Saved entries:
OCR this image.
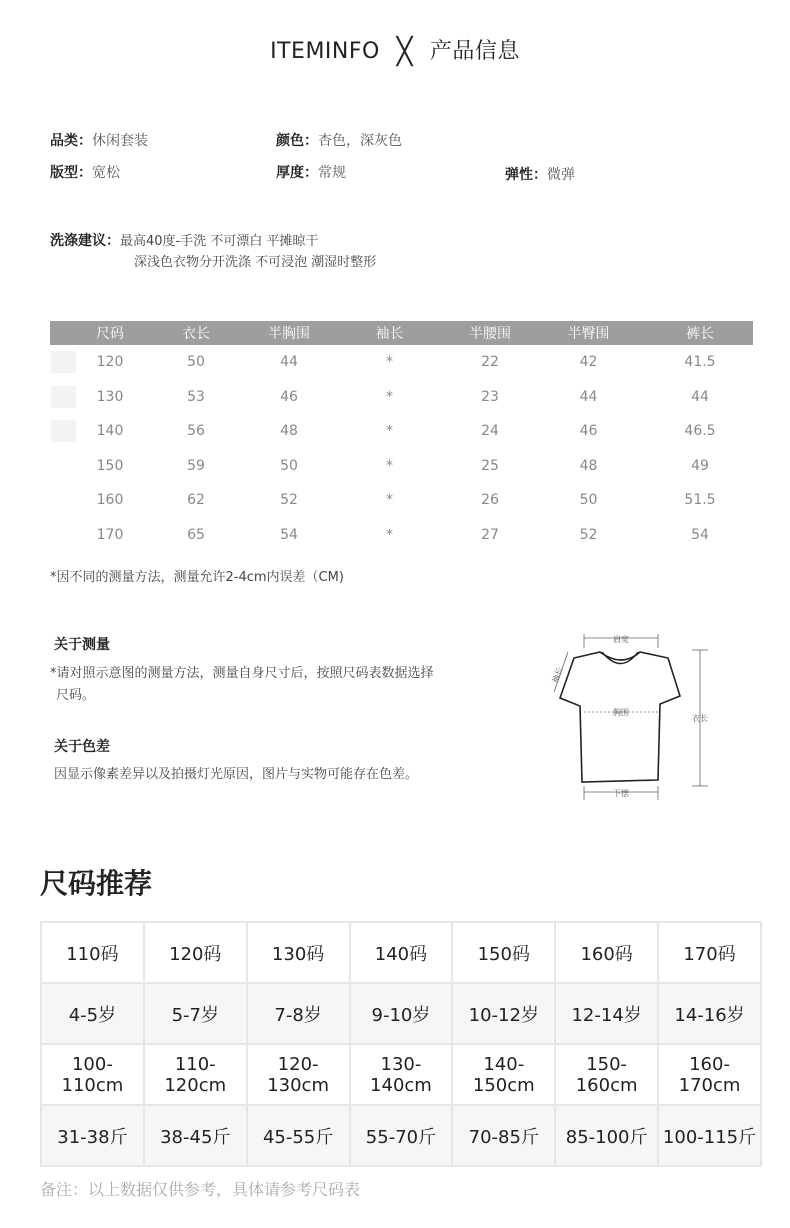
ITEMINFO ╳ 产品信息
品类：休闲套装	颜色：杏色，深灰色
版型：宽松	厚度：常规	弹性：微弹
洗涤建议：最高40度-手洗 不可漂白 平摊晾干
深浅色衣物分开洗涤 不可浸泡 潮湿时整形
	尺码	衣长	半胸围	袖长	半腰围	半臀围	裤长

	120	50	44	*	22	42	41.5

	130	53	46	*	23	44	44

	140	56	48	*	24	46	46.5
	150	59	50	*	25	48	49
	160	62	52	*	26	50	51.5
	170	65	54	*	27	52	54
*因不同的测量方法，测量允许2-4cm内误差（CM)
关于测量
*请对照示意图的测量方法，测量自身尺寸后，按照尺码表数据选择
尺码。
关于色差
因显示像素差异以及拍摄灯光原因，图片与实物可能存在色差。
肩宽
胸围
下摆
衣长
袖长
尺码推荐
110码	120码	130码	140码	150码	160码	170码
4-5岁	5-7岁	7-8岁	9-10岁	10-12岁	12-14岁	14-16岁
100-110cm	110-120cm	120-130cm	130-140cm	140-150cm	150-160cm	160-170cm
31-38斤	38-45斤	45-55斤	55-70斤	70-85斤	85-100斤	100-115斤
备注：以上数据仅供参考，具体请参考尺码表
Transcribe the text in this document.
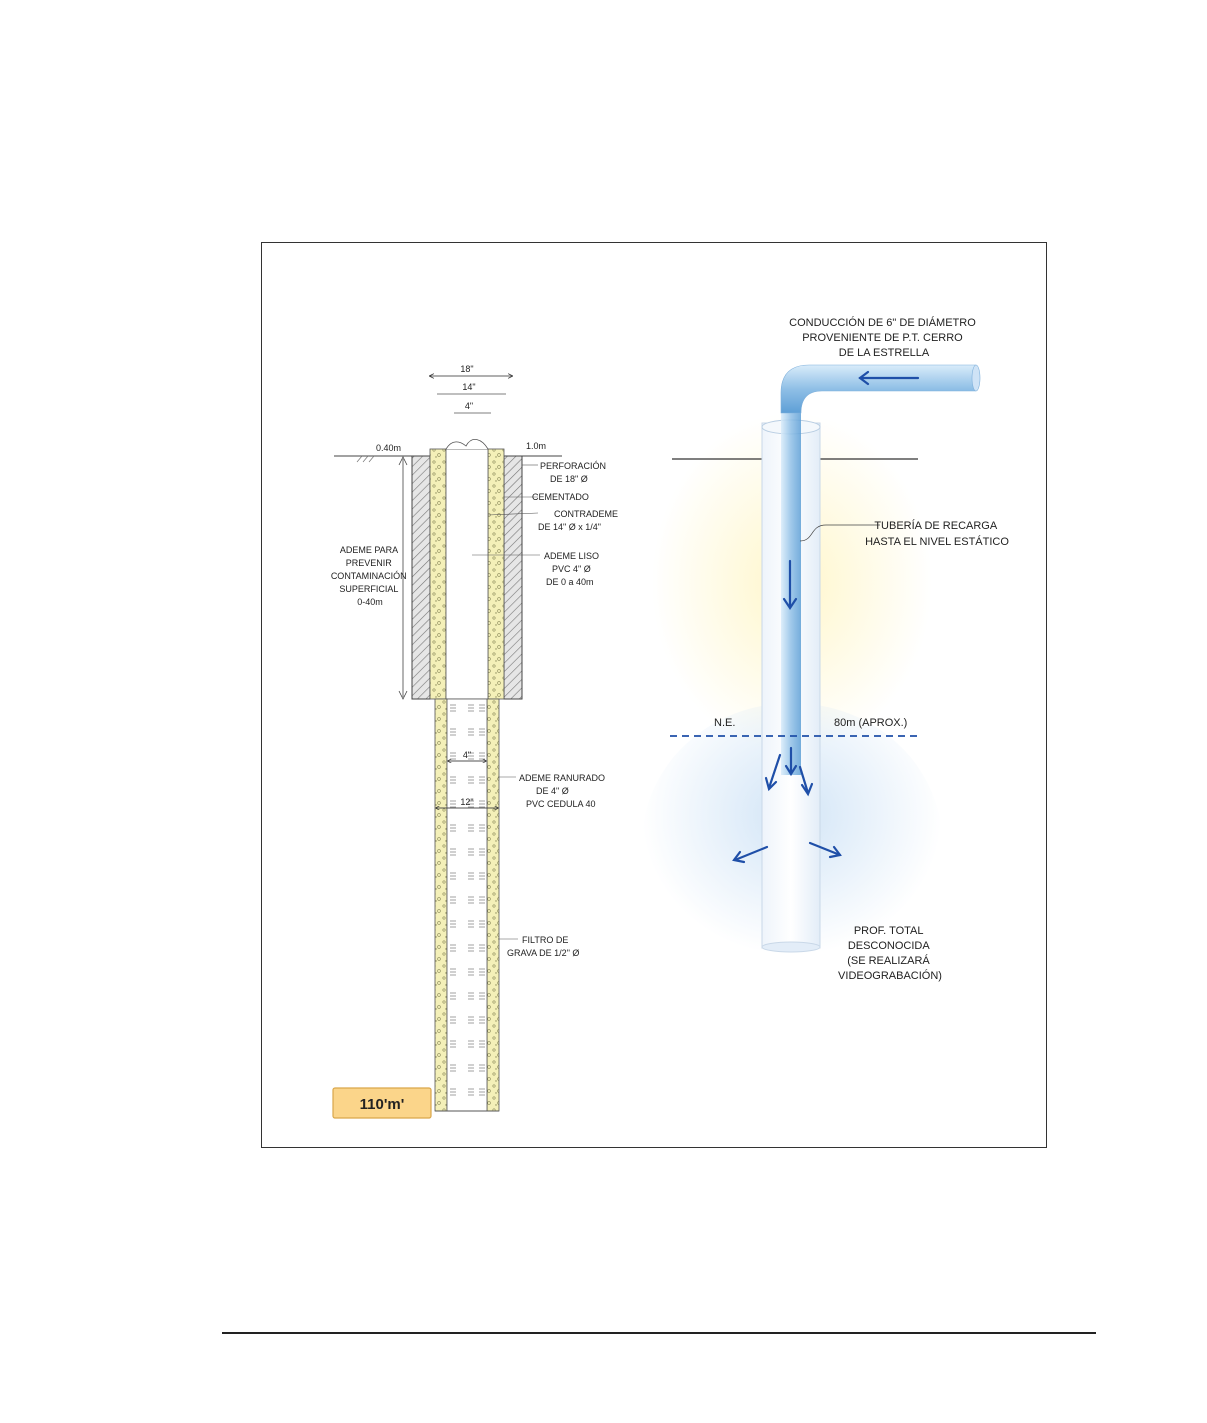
18"
14"
4"
0.40m	1.0m
4"
12"
PERFORACIÓN DE 18" Ø
CEMENTADO
CONTRADEME DE 14" Ø x 1/4"
ADEME LISO PVC 4" Ø DE 0 a 40m
ADEME PARA PREVENIR CONTAMINACIÓN SUPERFICIAL 0-40m
ADEME RANURADO DE 4" Ø PVC CEDULA 40
FILTRO DE GRAVA DE 1/2" Ø
110'm'
N.E.	80m (APROX.)
CONDUCCIÓN DE 6" DE DIÁMETRO PROVENIENTE DE P.T. CERRO DE LA ESTRELLA
TUBERÍA DE RECARGA HASTA EL NIVEL ESTÁTICO
PROF. TOTAL DESCONOCIDA (SE REALIZARÁ VIDEOGRABACIÓN)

### Problem requirements
Copy out every line with the word "this".

### Response to the task
OCR this image.
Transcribe the text in this document.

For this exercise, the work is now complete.